## Passage provided
According to a Gartner report, “The typical buying group for a complex B2B solution involves six to 10 decision-makers, each armed with four or five pieces of information they’ve gathered independently.”

Additionally, the number of solutions these buying groups consider expands with the emergence of new technologies, suppliers, and products. 

To cut through the noise and help buying teams reach a consensus, your reps should adopt sales multithreading instead of relying on single contacts. Here’s how to go about it:

  • Create a value-based nurture campaign: Once you’ve connected with the influencers in your organization, share content like case studies, blogs, and reports with them to add value and build credibility instead of pitching to them right away. “The dream result: Your decision-maker asks one of these influencers, ‘Hey, have you ever heard of X?’ and they respond, ‘yes, I attended a valuable webinar they hosted.’ -OR- ‘yes, I just read a really helpful white-paper they shared.’ - OR, maybe even - ‘yes, X & Y also use them’,” says Leslie Venetz, founder of Sales Team Builder.
  • Send emails before and after a demo: This is the approach we take at UserGems to multi-thread deals, as it opens up a private channel to stakeholders and puts your product on their radar even if you might not get a response. Blaise Bevilacqua, our Enterprise Account Executive, shares what our pre-demo and post-demo emails look like:
sales multithreading email sample from Blaise Bevilacqua
  • Connect your champion’s problems to a company initiative: Since business problems always impact multiple people in an organization, Matt Flemman, Senior Sales Development Manager, LinkedIn Sales Solutions, suggests finding out what issues the buyer’s department is facing and researching the business impact of not solving it. After that, get in touch with a champion and shoot them an email to get a warm introduction with other stakeholders. Here’s the template Matt uses:
email sample for getting a warm introduction

3. Create a sales process

Uncertainty is one of the most common causes of a lengthy sales cycle. It happens for a number of different reasons, like your sales rep now knowing what the next steps are or your Sales VP misunderstanding the buying cycle.

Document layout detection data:

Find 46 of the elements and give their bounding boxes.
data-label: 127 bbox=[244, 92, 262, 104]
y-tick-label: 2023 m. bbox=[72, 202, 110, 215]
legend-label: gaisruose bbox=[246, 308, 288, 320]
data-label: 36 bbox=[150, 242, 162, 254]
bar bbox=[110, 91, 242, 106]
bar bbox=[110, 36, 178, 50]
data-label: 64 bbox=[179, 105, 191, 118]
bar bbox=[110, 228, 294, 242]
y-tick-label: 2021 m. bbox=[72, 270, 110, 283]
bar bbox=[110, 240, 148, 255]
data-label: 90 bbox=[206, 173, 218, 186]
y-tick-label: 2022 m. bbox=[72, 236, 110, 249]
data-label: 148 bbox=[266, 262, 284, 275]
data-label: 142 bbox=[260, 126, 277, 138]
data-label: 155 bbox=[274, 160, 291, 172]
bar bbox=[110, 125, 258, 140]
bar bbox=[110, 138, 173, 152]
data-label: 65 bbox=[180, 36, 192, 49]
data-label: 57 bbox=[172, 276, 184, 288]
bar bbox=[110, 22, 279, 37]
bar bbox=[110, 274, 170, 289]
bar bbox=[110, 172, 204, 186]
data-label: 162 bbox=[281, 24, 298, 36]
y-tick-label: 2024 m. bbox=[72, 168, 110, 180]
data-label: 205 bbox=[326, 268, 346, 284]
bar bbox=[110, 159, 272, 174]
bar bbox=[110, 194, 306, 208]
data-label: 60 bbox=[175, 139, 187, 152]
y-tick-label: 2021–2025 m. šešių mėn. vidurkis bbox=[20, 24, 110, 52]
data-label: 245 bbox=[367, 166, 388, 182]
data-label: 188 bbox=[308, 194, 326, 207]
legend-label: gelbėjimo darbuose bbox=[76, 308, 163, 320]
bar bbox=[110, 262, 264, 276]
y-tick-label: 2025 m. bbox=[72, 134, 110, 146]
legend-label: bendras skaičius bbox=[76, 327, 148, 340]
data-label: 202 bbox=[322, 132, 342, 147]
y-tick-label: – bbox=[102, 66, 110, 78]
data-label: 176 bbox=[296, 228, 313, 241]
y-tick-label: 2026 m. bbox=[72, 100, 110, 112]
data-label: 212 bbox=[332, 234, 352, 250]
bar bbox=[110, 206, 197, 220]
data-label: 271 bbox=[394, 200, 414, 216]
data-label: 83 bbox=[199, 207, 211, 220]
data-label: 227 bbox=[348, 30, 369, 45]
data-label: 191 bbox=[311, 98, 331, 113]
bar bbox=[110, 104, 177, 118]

## Activity
List every person named in the passage on sales multithreading, with the role it gives each one. These rows are separate material, unrelated to the passage on sales multithreading.

## Written response
- Leslie Venetz: founder of Sales Team Builder
- Blaise Bevilacqua: Enterprise Account Executive at UserGems
- Matt Flemman: Senior Sales Development Manager, LinkedIn Sales Solutions